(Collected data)
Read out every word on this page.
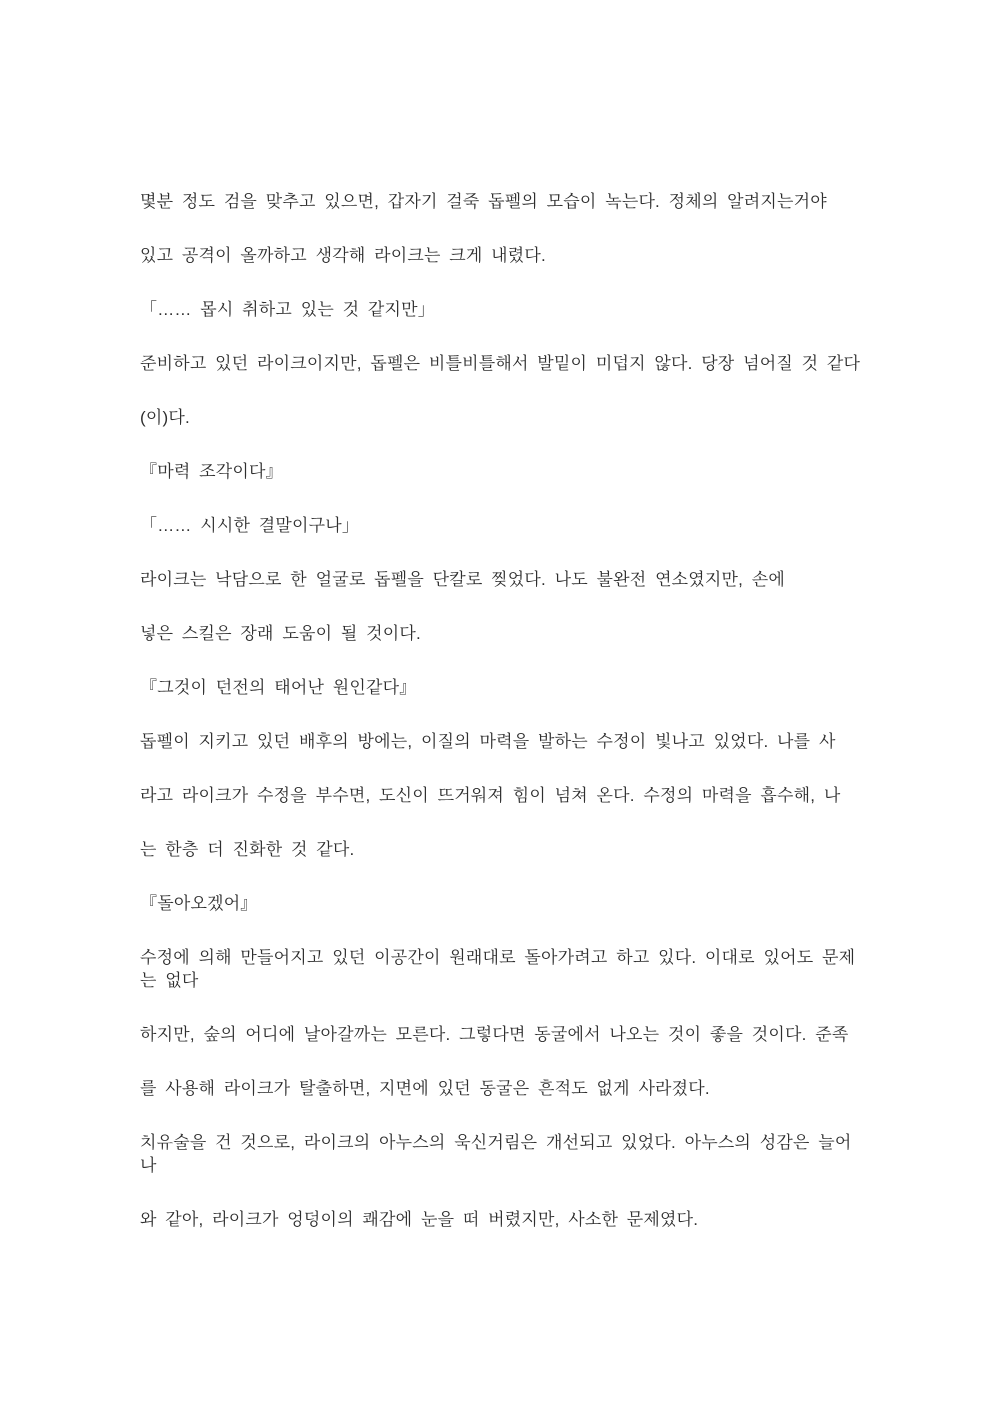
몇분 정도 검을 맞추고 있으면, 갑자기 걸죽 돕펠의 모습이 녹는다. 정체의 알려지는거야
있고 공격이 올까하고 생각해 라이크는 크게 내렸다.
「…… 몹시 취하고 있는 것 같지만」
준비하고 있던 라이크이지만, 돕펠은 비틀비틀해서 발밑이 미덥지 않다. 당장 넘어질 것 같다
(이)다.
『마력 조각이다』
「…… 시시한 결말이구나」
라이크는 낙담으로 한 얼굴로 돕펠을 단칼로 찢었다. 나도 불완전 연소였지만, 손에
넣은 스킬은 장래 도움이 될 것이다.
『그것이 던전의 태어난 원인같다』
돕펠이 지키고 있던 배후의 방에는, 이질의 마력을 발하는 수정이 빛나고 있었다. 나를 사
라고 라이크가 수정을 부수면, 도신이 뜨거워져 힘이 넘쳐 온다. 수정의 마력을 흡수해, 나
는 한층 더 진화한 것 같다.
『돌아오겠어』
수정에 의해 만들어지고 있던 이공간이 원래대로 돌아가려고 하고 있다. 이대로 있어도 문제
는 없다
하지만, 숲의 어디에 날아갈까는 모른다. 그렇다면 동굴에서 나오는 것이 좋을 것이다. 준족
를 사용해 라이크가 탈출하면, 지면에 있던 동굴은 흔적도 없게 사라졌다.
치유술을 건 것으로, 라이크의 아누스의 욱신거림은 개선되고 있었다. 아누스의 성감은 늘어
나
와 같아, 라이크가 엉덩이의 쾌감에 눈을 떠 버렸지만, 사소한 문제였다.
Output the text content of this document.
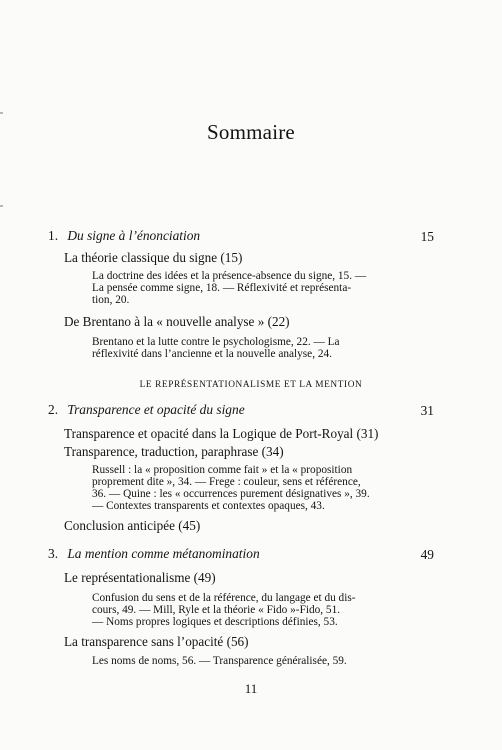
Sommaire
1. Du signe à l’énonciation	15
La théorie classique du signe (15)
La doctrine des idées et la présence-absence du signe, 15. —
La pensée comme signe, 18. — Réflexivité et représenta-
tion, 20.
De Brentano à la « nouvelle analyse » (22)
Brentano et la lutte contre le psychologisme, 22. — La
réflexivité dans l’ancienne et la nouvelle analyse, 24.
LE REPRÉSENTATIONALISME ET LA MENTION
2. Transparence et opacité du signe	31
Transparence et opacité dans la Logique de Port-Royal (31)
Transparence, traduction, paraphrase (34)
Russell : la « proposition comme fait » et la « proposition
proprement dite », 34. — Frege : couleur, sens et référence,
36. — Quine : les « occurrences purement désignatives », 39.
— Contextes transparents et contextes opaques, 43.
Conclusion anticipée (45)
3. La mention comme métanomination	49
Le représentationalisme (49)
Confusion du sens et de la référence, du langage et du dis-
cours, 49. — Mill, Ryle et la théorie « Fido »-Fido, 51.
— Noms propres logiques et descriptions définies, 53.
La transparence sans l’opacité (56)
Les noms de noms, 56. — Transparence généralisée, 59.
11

**Exercise goal**
Search the lines above for the string "dans", then show every one that has it.

**Task answer**
réflexivité dans l’ancienne et la nouvelle analyse, 24.
Transparence et opacité dans la Logique de Port-Royal (31)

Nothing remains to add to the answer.